▶ Task statement
Pull each line holding "public" out of the entries below.

___ Stored rows ___

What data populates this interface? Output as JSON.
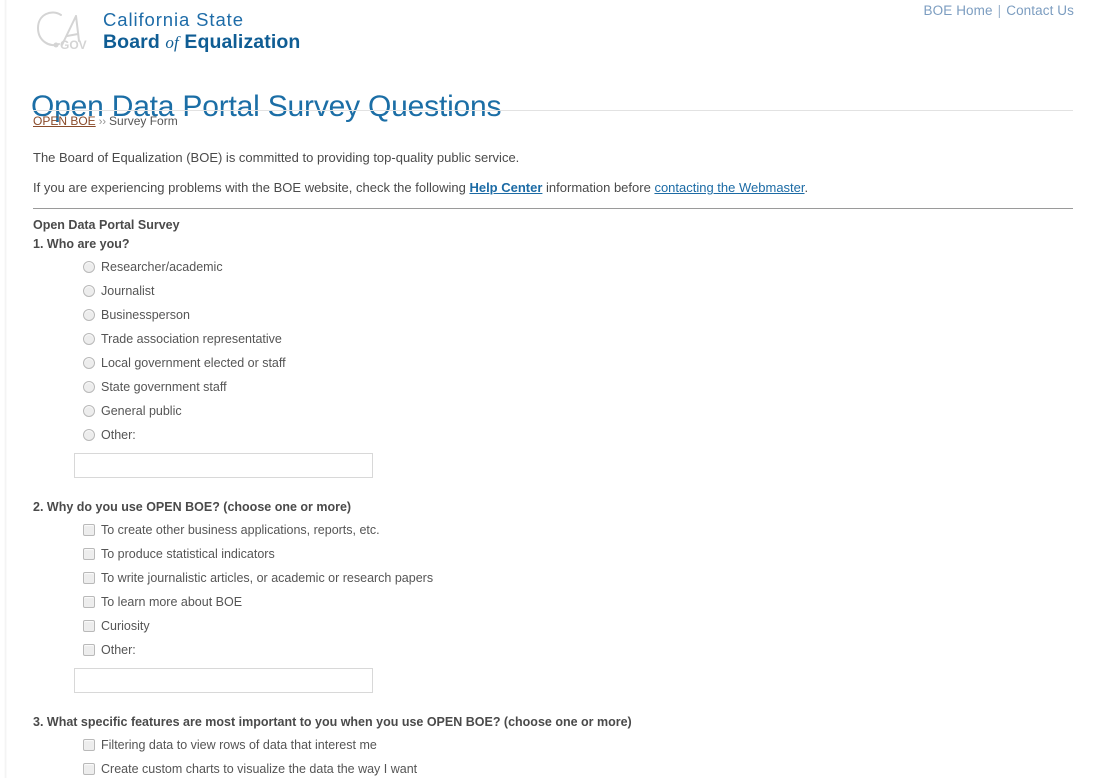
{
  "topnav": {
    "home_label": "BOE Home",
    "separator": "|",
    "contact_label": "Contact Us"
  },
  "brand": {
    "logo_icon": "ca-gov-logo",
    "logo_text": ".GOV",
    "line1": "California State",
    "line2_part1": "Board",
    "line2_of": "of",
    "line2_part2": "Equalization"
  },
  "page_title": "Open Data Portal Survey Questions",
  "breadcrumb": {
    "root_label": "OPEN BOE",
    "arrows": "››",
    "current_label": "Survey Form"
  },
  "intro": {
    "paragraph1": "The Board of Equalization (BOE) is committed to providing top-quality public service.",
    "p2_before": "If you are experiencing problems with the BOE website, check the following ",
    "p2_link1": "Help Center",
    "p2_middle": " information before ",
    "p2_link2": "contacting the Webmaster",
    "p2_after": "."
  },
  "survey": {
    "title": "Open Data Portal Survey",
    "questions": [
      {
        "number": "1.",
        "text": "1. Who are you?",
        "input_type": "radio",
        "options": [
          "Researcher/academic",
          "Journalist",
          "Businessperson",
          "Trade association representative",
          "Local government elected or staff",
          "State government staff",
          "General public",
          "Other:"
        ],
        "other_value": "",
        "other_placeholder": ""
      },
      {
        "number": "2.",
        "text": "2. Why do you use OPEN BOE? (choose one or more)",
        "input_type": "checkbox",
        "options": [
          "To create other business applications, reports, etc.",
          "To produce statistical indicators",
          "To write journalistic articles, or academic or research papers",
          "To learn more about BOE",
          "Curiosity",
          "Other:"
        ],
        "other_value": "",
        "other_placeholder": ""
      },
      {
        "number": "3.",
        "text": "3. What specific features are most important to you when you use OPEN BOE? (choose one or more)",
        "input_type": "checkbox",
        "options": [
          "Filtering data to view rows of data that interest me",
          "Create custom charts to visualize the data the way I want"
        ]
      }
    ]
  },
  "colors": {
    "brand_blue": "#0f5d94",
    "title_blue": "#1b6ea6",
    "link_blue": "#1c6ba5",
    "crumb_brown": "#8a4b2a",
    "topnav_blue": "#7c9dc0",
    "body_gray": "#4a4a4a"
  }
}
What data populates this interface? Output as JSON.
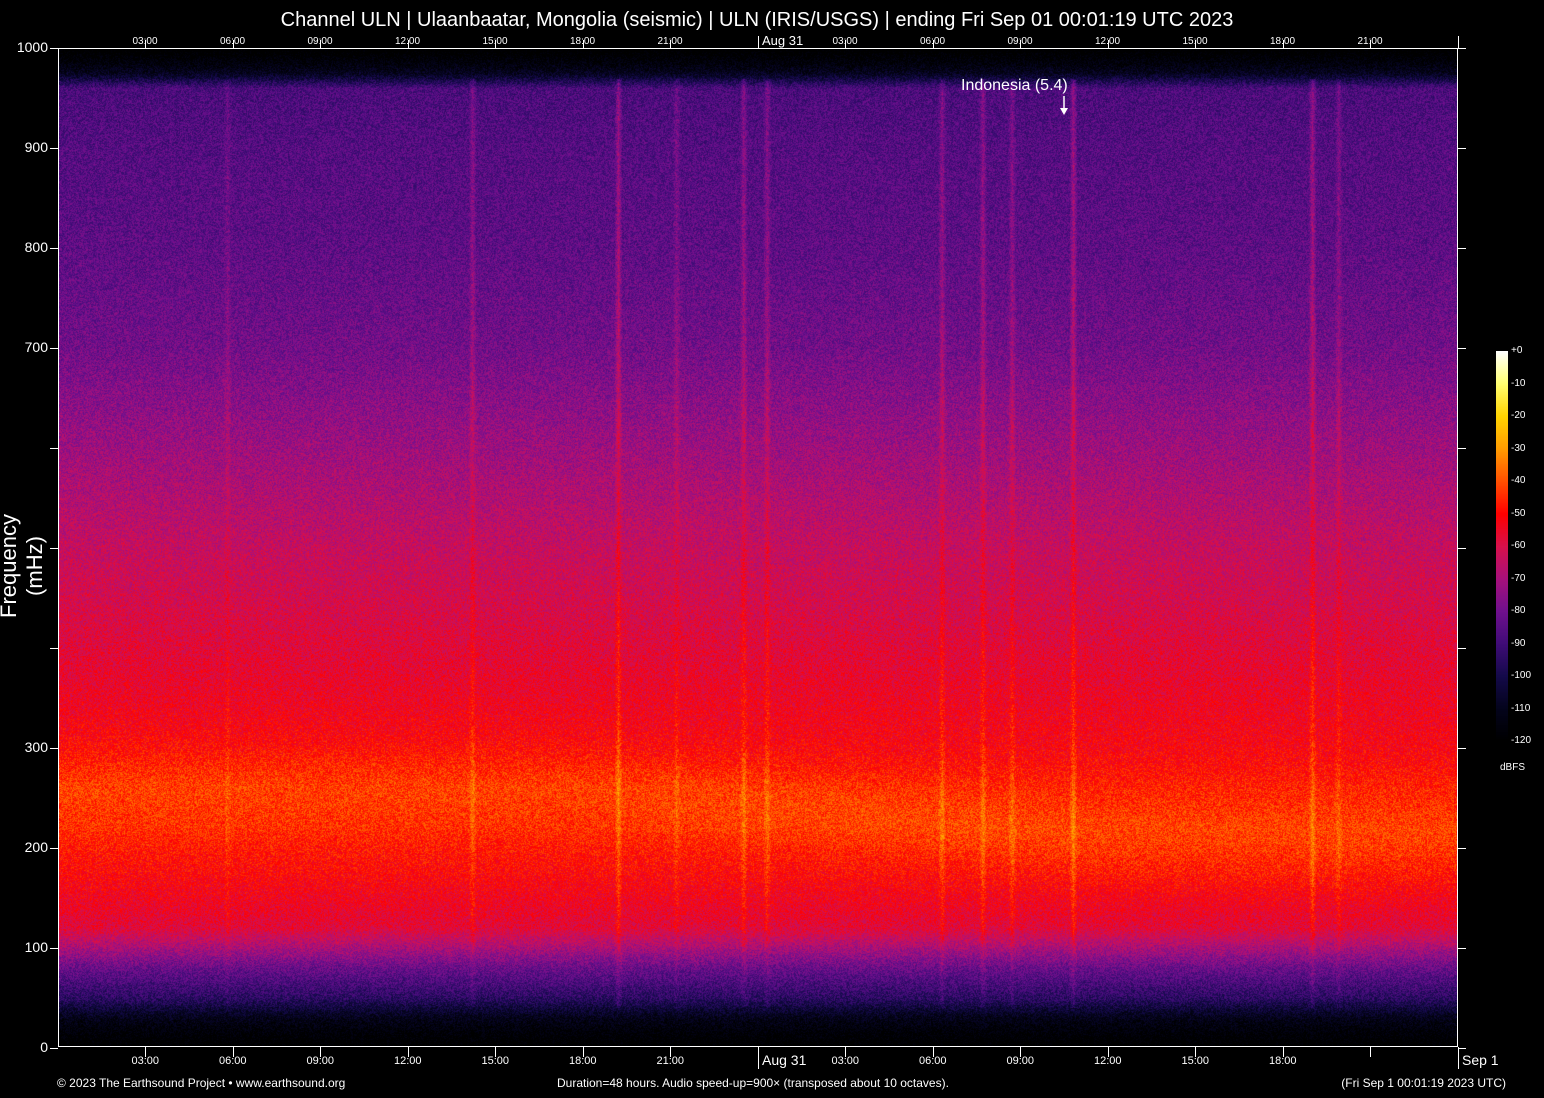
{
  "chart_data": {
    "type": "heatmap",
    "subtype": "spectrogram",
    "title": "Channel ULN | Ulaanbaatar, Mongolia (seismic) | ULN (IRIS/USGS) | ending Fri Sep 01 00:01:19 UTC 2023",
    "ylabel": "Frequency (mHz)",
    "ylim": [
      0,
      1000
    ],
    "y_ticks": [
      0,
      100,
      200,
      300,
      400,
      500,
      600,
      700,
      800,
      900,
      1000
    ],
    "y_tick_labels": [
      "0",
      "100",
      "200",
      "300",
      "",
      "",
      "",
      "700",
      "800",
      "900",
      "1000"
    ],
    "x_duration_hours": 48,
    "x_tick_hours": [
      3,
      6,
      9,
      12,
      15,
      18,
      21,
      24,
      27,
      30,
      33,
      36,
      39,
      42,
      45,
      48
    ],
    "x_tick_labels_bottom": [
      "03:00",
      "06:00",
      "09:00",
      "12:00",
      "15:00",
      "18:00",
      "21:00",
      "Aug 31",
      "03:00",
      "06:00",
      "09:00",
      "12:00",
      "15:00",
      "18:00",
      "",
      "Sep  1"
    ],
    "x_tick_labels_top": [
      "03:00",
      "06:00",
      "09:00",
      "12:00",
      "15:00",
      "18:00",
      "21:00",
      "Aug 31",
      "03:00",
      "06:00",
      "09:00",
      "12:00",
      "15:00",
      "18:00",
      "21:00",
      ""
    ],
    "colorbar": {
      "label": "dBFS",
      "range": [
        -120,
        0
      ],
      "tick_labels": [
        "+0",
        "-10",
        "-20",
        "-30",
        "-40",
        "-50",
        "-60",
        "-70",
        "-80",
        "-90",
        "-100",
        "-110",
        "-120"
      ],
      "colors": [
        "#ffffff",
        "#ffff70",
        "#ffd400",
        "#ff9c00",
        "#ff5000",
        "#ff0000",
        "#d8104c",
        "#a8107c",
        "#70108e",
        "#400c78",
        "#140a4a",
        "#04041c",
        "#000000"
      ]
    },
    "spectrum_profile_dbfs": {
      "freq_mHz": [
        0,
        30,
        50,
        80,
        120,
        180,
        220,
        260,
        300,
        400,
        500,
        600,
        700,
        800,
        900,
        960,
        975,
        1000
      ],
      "level": [
        -125,
        -112,
        -95,
        -82,
        -58,
        -50,
        -46,
        -47,
        -52,
        -58,
        -64,
        -72,
        -80,
        -84,
        -86,
        -88,
        -110,
        -125
      ]
    },
    "events_hours": [
      5.8,
      14.2,
      19.2,
      21.2,
      23.5,
      24.3,
      30.3,
      31.7,
      32.7,
      34.8,
      43.0,
      43.9
    ],
    "event_strength": [
      0.4,
      0.7,
      1.0,
      0.5,
      0.8,
      0.7,
      0.8,
      0.8,
      0.7,
      1.0,
      1.0,
      0.6
    ],
    "annotation": {
      "text": "Indonesia (5.4)",
      "hour": 34.8
    }
  },
  "footer": {
    "left": "© 2023 The Earthsound Project • www.earthsound.org",
    "center": "Duration=48 hours. Audio speed-up=900× (transposed about 10 octaves).",
    "right": "(Fri Sep  1 00:01:19 2023 UTC)"
  }
}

___

▶ Worked answer
    "paragraph1": "The Board of Equalization (BOE) is committed to providing top-quality public service.",
          "General public",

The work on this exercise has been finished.